The task:
Can you transcribe every entry word for word, skipping the images?

Record extracts:
○ ○ ○

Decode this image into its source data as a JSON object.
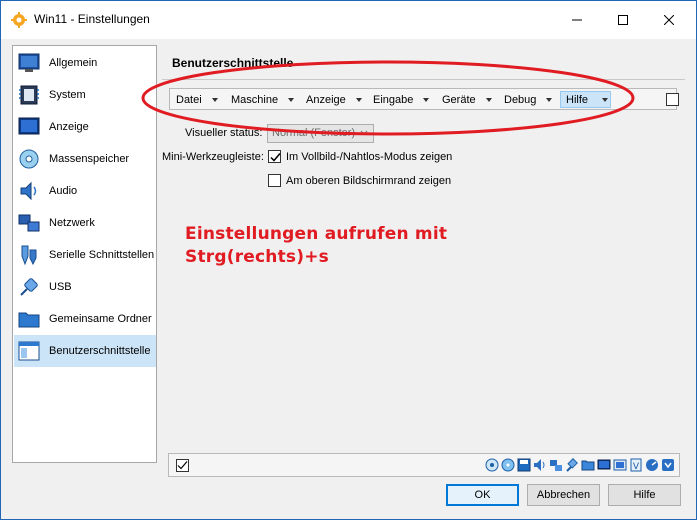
{
  "window": {
    "title": "Win11 - Einstellungen",
    "controls": {
      "minimize": "—",
      "maximize": "☐",
      "close": "✕"
    }
  },
  "sidebar": {
    "items": [
      {
        "label": "Allgemein",
        "icon": "general-icon"
      },
      {
        "label": "System",
        "icon": "system-icon"
      },
      {
        "label": "Anzeige",
        "icon": "display-icon"
      },
      {
        "label": "Massenspeicher",
        "icon": "storage-icon"
      },
      {
        "label": "Audio",
        "icon": "audio-icon"
      },
      {
        "label": "Netzwerk",
        "icon": "network-icon"
      },
      {
        "label": "Serielle Schnittstellen",
        "icon": "serial-ports-icon"
      },
      {
        "label": "USB",
        "icon": "usb-icon"
      },
      {
        "label": "Gemeinsame Ordner",
        "icon": "shared-folders-icon"
      },
      {
        "label": "Benutzerschnittstelle",
        "icon": "user-interface-icon",
        "selected": true
      }
    ]
  },
  "page": {
    "title": "Benutzerschnittstelle",
    "menubar": {
      "items": [
        "Datei",
        "Maschine",
        "Anzeige",
        "Eingabe",
        "Geräte",
        "Debug",
        "Hilfe"
      ],
      "highlighted": "Hilfe",
      "enabled_checked": false
    },
    "visual_status": {
      "label": "Visueller status:",
      "value": "Normal (Fenster)"
    },
    "mini_toolbar": {
      "label": "Mini-Werkzeugleiste:",
      "option1": {
        "label": "Im Vollbild-/Nahtlos-Modus zeigen",
        "checked": true
      },
      "option2": {
        "label": "Am oberen Bildschirmrand zeigen",
        "checked": false
      }
    },
    "hint": {
      "line1": "Einstellungen aufrufen mit",
      "line2": "Strg(rechts)+s",
      "color": "#e01b22"
    },
    "statusbar": {
      "enabled_checked": true,
      "icons": [
        "hard-disk-icon",
        "optical-drive-icon",
        "floppy-icon",
        "audio-icon",
        "network-icon",
        "usb-icon",
        "shared-folder-icon",
        "display-icon",
        "recording-icon",
        "guest-additions-icon",
        "cpu-icon",
        "mouse-integration-icon",
        "keyboard-icon"
      ]
    }
  },
  "buttons": {
    "ok": "OK",
    "cancel": "Abbrechen",
    "help": "Hilfe"
  },
  "colors": {
    "accent": "#0078d7",
    "selection": "#cce4f7",
    "annotation_red": "#e01b22"
  }
}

○ ○ ○

Written response:
Decode this image into its source data as a JSON object.
{
  "window": {
    "title": "Win11 - Einstellungen",
    "controls": {
      "minimize": "—",
      "maximize": "☐",
      "close": "✕"
    }
  },
  "sidebar": {
    "items": [
      {
        "label": "Allgemein",
        "icon": "general-icon"
      },
      {
        "label": "System",
        "icon": "system-icon"
      },
      {
        "label": "Anzeige",
        "icon": "display-icon"
      },
      {
        "label": "Massenspeicher",
        "icon": "storage-icon"
      },
      {
        "label": "Audio",
        "icon": "audio-icon"
      },
      {
        "label": "Netzwerk",
        "icon": "network-icon"
      },
      {
        "label": "Serielle Schnittstellen",
        "icon": "serial-ports-icon"
      },
      {
        "label": "USB",
        "icon": "usb-icon"
      },
      {
        "label": "Gemeinsame Ordner",
        "icon": "shared-folders-icon"
      },
      {
        "label": "Benutzerschnittstelle",
        "icon": "user-interface-icon",
        "selected": true
      }
    ]
  },
  "page": {
    "title": "Benutzerschnittstelle",
    "menubar": {
      "items": [
        "Datei",
        "Maschine",
        "Anzeige",
        "Eingabe",
        "Geräte",
        "Debug",
        "Hilfe"
      ],
      "highlighted": "Hilfe",
      "enabled_checked": false
    },
    "visual_status": {
      "label": "Visueller status:",
      "value": "Normal (Fenster)"
    },
    "mini_toolbar": {
      "label": "Mini-Werkzeugleiste:",
      "option1": {
        "label": "Im Vollbild-/Nahtlos-Modus zeigen",
        "checked": true
      },
      "option2": {
        "label": "Am oberen Bildschirmrand zeigen",
        "checked": false
      }
    },
    "hint": {
      "line1": "Einstellungen aufrufen mit",
      "line2": "Strg(rechts)+s",
      "color": "#e01b22"
    },
    "statusbar": {
      "enabled_checked": true,
      "icons": [
        "hard-disk-icon",
        "optical-drive-icon",
        "floppy-icon",
        "audio-icon",
        "network-icon",
        "usb-icon",
        "shared-folder-icon",
        "display-icon",
        "recording-icon",
        "guest-additions-icon",
        "cpu-icon",
        "mouse-integration-icon",
        "keyboard-icon"
      ]
    }
  },
  "buttons": {
    "ok": "OK",
    "cancel": "Abbrechen",
    "help": "Hilfe"
  },
  "colors": {
    "accent": "#0078d7",
    "selection": "#cce4f7",
    "annotation_red": "#e01b22"
  }
}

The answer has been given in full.